# START OF Records for the exercise

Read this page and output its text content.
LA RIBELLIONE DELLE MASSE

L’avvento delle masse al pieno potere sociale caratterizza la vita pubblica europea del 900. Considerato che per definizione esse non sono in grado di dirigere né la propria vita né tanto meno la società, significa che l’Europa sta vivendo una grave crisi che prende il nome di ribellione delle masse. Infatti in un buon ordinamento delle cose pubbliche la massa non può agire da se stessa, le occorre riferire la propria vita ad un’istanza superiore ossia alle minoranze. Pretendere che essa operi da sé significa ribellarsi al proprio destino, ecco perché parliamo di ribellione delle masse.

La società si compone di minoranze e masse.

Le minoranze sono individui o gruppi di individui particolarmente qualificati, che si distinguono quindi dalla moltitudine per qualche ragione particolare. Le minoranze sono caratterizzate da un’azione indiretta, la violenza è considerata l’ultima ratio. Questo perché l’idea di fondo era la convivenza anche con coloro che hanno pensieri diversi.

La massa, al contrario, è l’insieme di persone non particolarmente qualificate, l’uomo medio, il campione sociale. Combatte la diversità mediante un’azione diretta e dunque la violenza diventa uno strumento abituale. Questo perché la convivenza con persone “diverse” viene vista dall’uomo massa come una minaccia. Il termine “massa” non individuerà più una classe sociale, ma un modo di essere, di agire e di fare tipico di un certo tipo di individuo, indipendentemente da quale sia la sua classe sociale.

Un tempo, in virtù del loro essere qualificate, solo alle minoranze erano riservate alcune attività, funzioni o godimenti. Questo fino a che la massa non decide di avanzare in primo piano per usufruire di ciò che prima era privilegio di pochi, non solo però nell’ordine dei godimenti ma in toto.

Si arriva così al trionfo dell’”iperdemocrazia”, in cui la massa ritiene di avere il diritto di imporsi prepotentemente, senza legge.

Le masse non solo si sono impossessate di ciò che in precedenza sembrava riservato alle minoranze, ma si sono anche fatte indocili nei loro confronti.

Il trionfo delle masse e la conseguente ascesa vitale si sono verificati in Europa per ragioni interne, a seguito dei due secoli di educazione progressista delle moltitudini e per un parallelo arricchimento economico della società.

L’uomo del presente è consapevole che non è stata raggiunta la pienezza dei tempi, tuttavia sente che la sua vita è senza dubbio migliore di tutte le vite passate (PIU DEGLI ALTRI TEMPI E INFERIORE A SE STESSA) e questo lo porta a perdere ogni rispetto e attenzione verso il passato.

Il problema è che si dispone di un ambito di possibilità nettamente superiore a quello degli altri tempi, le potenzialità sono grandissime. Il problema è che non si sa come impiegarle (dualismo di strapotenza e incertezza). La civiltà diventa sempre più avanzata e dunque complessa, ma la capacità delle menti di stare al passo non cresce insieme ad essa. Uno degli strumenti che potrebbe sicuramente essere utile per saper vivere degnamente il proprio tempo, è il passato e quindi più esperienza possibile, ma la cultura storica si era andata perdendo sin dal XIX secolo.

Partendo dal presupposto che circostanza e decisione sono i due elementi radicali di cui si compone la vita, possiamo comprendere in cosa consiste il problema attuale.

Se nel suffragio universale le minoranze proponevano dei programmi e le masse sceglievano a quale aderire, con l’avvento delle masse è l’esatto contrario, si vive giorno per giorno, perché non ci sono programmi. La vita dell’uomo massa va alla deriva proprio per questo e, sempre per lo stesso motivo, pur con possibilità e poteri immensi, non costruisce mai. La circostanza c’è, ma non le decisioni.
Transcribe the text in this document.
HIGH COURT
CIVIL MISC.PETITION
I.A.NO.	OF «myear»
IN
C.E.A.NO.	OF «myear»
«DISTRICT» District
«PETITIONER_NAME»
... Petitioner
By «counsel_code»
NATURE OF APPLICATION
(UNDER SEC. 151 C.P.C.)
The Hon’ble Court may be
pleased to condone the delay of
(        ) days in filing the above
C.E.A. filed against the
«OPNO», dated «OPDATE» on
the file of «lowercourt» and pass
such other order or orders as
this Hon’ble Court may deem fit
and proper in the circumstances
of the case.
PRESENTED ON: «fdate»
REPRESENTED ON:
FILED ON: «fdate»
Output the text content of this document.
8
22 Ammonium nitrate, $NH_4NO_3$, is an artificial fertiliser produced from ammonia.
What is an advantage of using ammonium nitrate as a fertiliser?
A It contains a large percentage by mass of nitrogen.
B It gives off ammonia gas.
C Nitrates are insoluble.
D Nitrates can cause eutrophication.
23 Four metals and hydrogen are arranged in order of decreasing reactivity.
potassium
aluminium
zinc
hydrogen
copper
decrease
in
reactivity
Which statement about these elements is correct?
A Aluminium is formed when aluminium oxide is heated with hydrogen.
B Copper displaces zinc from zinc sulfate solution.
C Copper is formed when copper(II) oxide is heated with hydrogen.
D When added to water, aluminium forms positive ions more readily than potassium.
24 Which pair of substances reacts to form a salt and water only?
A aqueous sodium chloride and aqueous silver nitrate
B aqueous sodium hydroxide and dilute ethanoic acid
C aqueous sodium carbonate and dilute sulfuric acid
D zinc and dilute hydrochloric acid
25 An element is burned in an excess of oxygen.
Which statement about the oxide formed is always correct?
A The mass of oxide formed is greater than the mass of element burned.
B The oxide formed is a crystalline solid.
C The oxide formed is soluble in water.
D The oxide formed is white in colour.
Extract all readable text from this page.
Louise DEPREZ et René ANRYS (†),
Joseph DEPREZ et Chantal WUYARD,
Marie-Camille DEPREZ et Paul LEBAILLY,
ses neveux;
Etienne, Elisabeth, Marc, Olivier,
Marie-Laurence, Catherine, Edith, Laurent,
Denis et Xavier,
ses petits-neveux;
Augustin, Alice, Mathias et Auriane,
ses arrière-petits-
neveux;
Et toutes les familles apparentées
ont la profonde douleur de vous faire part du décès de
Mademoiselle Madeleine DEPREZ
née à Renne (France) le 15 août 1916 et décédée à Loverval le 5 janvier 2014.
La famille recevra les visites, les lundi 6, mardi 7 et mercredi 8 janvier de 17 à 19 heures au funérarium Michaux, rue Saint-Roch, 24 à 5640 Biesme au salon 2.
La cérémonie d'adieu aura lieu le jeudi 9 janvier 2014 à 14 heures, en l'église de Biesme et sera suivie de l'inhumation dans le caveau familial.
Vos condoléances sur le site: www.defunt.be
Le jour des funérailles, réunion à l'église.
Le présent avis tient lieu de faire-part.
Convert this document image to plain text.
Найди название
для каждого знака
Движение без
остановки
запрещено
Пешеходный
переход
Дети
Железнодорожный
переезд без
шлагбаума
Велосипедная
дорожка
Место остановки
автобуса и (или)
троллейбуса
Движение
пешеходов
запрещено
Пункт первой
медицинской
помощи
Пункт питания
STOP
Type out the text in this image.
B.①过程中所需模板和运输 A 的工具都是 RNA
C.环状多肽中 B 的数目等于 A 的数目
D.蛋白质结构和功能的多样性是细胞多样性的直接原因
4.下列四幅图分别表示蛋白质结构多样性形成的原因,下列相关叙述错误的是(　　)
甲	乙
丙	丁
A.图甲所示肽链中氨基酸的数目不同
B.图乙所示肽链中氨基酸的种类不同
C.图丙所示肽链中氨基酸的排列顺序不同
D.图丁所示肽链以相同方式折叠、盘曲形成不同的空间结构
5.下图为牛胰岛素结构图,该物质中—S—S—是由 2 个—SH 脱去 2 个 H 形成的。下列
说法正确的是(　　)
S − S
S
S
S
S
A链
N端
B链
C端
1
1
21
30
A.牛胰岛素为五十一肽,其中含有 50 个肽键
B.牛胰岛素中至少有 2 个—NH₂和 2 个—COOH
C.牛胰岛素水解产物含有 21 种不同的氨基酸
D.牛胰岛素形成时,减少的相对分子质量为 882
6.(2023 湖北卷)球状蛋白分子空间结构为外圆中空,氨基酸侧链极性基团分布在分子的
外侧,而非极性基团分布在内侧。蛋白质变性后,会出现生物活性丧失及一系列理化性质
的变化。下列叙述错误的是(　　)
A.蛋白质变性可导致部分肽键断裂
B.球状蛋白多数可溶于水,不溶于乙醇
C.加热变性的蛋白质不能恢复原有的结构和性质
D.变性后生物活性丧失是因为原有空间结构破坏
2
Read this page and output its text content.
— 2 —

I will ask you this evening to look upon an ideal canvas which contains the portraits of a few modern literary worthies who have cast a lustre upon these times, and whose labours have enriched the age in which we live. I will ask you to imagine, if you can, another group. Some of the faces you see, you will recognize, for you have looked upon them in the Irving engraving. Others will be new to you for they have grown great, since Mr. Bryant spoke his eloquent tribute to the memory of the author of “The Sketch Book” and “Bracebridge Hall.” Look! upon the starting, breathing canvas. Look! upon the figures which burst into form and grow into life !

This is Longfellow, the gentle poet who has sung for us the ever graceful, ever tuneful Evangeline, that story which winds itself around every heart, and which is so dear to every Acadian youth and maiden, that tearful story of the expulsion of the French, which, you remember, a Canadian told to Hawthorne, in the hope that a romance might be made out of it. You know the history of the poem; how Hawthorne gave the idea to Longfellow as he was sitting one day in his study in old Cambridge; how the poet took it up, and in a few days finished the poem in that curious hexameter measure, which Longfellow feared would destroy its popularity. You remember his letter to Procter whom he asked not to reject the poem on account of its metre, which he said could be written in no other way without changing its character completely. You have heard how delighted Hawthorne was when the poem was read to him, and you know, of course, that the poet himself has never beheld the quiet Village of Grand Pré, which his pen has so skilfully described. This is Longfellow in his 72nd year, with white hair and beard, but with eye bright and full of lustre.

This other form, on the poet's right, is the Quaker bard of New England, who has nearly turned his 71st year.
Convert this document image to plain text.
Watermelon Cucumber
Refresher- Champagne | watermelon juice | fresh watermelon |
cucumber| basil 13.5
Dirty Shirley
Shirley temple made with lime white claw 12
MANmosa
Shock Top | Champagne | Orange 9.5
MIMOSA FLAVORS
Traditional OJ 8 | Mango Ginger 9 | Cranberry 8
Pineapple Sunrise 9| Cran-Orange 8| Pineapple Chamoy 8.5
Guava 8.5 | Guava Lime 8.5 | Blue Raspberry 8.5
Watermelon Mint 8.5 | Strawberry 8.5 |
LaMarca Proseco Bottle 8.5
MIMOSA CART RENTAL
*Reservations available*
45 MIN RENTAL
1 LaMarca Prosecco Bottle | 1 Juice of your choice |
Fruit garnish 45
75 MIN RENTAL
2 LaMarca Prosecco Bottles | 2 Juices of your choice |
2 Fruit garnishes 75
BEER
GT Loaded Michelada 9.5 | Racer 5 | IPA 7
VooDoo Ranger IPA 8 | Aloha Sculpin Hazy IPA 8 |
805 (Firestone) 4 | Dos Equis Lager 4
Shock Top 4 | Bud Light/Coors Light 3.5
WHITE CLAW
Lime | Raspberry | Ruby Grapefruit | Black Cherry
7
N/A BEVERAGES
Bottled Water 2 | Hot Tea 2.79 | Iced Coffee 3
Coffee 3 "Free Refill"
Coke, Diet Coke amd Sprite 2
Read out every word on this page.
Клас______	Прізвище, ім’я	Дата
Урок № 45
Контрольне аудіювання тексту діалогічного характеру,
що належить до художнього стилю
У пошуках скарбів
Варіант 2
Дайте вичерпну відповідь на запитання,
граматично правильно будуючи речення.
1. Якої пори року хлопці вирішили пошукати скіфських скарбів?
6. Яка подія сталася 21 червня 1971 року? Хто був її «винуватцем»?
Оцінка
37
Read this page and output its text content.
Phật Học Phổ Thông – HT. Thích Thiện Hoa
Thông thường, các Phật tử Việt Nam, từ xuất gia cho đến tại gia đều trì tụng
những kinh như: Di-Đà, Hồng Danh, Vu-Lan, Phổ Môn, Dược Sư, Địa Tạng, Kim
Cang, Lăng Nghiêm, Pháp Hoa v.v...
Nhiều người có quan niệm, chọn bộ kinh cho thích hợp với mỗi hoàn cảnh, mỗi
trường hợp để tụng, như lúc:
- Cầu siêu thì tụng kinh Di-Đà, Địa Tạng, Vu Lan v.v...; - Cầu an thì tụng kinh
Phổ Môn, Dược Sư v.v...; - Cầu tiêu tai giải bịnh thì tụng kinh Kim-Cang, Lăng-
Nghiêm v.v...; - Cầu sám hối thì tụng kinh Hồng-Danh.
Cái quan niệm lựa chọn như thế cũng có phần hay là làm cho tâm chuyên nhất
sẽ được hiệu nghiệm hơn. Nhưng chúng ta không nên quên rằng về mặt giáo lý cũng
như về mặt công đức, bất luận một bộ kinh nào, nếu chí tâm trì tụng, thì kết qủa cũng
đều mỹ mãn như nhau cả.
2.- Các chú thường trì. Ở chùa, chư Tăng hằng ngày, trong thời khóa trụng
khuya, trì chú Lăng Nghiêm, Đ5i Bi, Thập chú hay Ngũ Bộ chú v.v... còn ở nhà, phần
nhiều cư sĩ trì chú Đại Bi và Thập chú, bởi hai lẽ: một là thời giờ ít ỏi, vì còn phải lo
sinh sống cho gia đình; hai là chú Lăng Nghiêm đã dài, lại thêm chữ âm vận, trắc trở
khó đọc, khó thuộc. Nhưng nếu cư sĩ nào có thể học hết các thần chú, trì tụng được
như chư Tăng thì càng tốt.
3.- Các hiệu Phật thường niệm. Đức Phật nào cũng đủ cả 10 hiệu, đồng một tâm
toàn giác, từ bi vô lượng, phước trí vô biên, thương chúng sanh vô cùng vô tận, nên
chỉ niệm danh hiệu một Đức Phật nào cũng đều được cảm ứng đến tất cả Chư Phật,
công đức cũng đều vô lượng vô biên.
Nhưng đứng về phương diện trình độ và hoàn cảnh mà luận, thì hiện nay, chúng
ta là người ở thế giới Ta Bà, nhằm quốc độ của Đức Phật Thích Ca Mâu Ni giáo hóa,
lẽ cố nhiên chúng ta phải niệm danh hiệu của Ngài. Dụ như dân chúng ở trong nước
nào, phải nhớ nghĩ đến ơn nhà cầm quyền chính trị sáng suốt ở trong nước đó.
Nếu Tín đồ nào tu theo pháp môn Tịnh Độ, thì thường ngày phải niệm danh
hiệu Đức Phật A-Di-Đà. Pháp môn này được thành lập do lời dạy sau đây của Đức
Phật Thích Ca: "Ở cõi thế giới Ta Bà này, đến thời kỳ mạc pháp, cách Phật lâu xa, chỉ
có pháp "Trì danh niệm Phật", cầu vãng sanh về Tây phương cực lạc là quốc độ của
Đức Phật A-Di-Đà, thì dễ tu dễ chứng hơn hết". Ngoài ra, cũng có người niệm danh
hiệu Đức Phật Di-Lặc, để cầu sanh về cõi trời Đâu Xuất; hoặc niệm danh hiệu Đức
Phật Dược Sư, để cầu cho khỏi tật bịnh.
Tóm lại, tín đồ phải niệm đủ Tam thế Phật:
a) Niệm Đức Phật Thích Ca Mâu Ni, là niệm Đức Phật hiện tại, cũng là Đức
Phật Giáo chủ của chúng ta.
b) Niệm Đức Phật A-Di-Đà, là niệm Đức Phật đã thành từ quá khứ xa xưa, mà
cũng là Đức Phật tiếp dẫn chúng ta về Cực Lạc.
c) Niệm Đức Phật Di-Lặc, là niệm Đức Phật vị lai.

# END OF Records for the exercise

_Exercise details_:
Scan the records above for the string "compone", then select every line that holds it.

_Reply_:
La società si compone di minoranze e masse.
Partendo dal presupposto che circostanza e decisione sono i due elementi radicali di cui si compone la vita, possiamo comprendere in cosa consiste il problema attuale.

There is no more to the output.